Task:
Reproduce the records word for word, from the line containing "Patent image size: (1402, 879)." up to and including the line containing "The one end 22 is at (235, 159).". Copy only those lines.

Given data:
────────

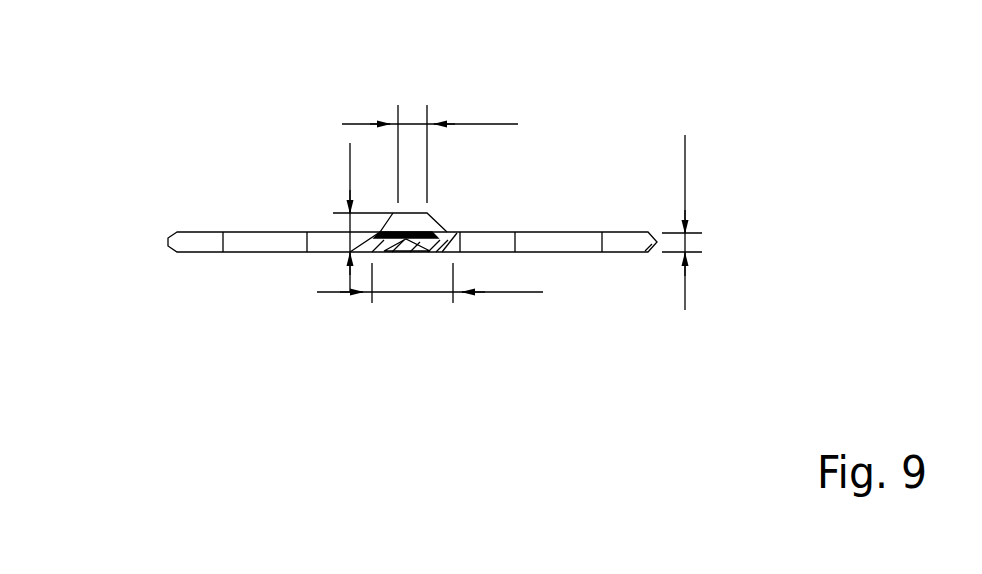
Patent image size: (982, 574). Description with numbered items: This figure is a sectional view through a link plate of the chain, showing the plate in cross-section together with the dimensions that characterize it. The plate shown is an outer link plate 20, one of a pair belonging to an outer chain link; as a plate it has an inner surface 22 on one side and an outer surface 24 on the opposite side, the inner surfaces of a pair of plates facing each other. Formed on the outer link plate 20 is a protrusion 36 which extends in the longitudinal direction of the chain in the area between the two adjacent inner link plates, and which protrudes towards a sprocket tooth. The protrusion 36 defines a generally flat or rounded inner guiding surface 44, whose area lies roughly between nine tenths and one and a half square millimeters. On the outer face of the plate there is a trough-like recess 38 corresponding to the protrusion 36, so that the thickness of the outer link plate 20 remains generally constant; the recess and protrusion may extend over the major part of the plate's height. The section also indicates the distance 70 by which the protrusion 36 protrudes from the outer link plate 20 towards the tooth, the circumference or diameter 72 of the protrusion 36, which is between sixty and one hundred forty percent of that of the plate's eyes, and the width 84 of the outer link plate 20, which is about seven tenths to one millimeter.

────────

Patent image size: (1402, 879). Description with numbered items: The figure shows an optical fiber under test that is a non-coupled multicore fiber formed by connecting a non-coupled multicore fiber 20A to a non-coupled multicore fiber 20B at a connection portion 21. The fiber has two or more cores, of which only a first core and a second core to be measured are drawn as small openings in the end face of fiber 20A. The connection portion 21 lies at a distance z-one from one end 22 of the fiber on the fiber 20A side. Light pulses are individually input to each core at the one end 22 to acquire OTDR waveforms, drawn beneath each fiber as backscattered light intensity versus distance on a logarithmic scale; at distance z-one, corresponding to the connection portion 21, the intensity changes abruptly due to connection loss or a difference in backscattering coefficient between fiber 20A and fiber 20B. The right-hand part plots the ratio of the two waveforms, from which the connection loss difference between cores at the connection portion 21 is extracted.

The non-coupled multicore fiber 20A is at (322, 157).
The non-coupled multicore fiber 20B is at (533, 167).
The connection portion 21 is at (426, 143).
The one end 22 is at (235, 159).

────────

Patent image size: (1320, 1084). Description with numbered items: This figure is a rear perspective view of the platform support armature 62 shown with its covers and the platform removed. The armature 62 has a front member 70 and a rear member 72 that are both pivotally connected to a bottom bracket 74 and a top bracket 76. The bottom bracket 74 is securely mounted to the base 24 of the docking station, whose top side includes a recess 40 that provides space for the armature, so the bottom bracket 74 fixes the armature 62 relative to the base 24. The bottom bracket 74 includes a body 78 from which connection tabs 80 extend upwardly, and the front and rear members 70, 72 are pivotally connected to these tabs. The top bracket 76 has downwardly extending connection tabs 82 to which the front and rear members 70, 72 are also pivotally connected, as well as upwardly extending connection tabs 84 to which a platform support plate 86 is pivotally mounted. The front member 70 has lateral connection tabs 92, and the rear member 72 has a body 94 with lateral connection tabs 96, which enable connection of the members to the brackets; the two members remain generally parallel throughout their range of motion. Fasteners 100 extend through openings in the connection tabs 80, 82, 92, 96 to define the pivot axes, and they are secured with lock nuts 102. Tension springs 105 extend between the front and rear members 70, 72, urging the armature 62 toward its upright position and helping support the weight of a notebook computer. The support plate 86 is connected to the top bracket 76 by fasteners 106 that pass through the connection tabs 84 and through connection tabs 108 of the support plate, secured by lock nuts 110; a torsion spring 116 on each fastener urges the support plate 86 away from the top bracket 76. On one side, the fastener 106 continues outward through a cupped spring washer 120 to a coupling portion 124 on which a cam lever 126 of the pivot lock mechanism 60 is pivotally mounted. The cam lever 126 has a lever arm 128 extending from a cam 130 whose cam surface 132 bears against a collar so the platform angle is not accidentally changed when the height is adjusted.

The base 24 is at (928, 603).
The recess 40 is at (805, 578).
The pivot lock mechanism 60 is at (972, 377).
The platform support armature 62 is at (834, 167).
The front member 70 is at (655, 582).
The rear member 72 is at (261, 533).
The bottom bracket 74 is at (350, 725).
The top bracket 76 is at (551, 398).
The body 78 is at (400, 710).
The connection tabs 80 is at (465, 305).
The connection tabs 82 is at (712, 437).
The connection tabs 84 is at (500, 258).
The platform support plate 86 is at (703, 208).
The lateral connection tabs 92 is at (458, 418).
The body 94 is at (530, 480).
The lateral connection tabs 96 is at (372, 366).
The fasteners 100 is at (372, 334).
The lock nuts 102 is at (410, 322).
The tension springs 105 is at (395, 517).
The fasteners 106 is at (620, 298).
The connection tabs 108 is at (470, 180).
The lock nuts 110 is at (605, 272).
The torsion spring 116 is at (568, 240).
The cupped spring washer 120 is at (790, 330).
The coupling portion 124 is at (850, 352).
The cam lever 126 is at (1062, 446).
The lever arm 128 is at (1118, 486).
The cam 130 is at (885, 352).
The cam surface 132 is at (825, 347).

────────

Expected answer:
Patent image size: (1402, 879). Description with numbered items: The figure shows an optical fiber under test that is a non-coupled multicore fiber formed by connecting a non-coupled multicore fiber 20A to a non-coupled multicore fiber 20B at a connection portion 21. The fiber has two or more cores, of which only a first core and a second core to be measured are drawn as small openings in the end face of fiber 20A. The connection portion 21 lies at a distance z-one from one end 22 of the fiber on the fiber 20A side. Light pulses are individually input to each core at the one end 22 to acquire OTDR waveforms, drawn beneath each fiber as backscattered light intensity versus distance on a logarithmic scale; at distance z-one, corresponding to the connection portion 21, the intensity changes abruptly due to connection loss or a difference in backscattering coefficient between fiber 20A and fiber 20B. The right-hand part plots the ratio of the two waveforms, from which the connection loss difference between cores at the connection portion 21 is extracted.

The non-coupled multicore fiber 20A is at (322, 157).
The non-coupled multicore fiber 20B is at (533, 167).
The connection portion 21 is at (426, 143).
The one end 22 is at (235, 159).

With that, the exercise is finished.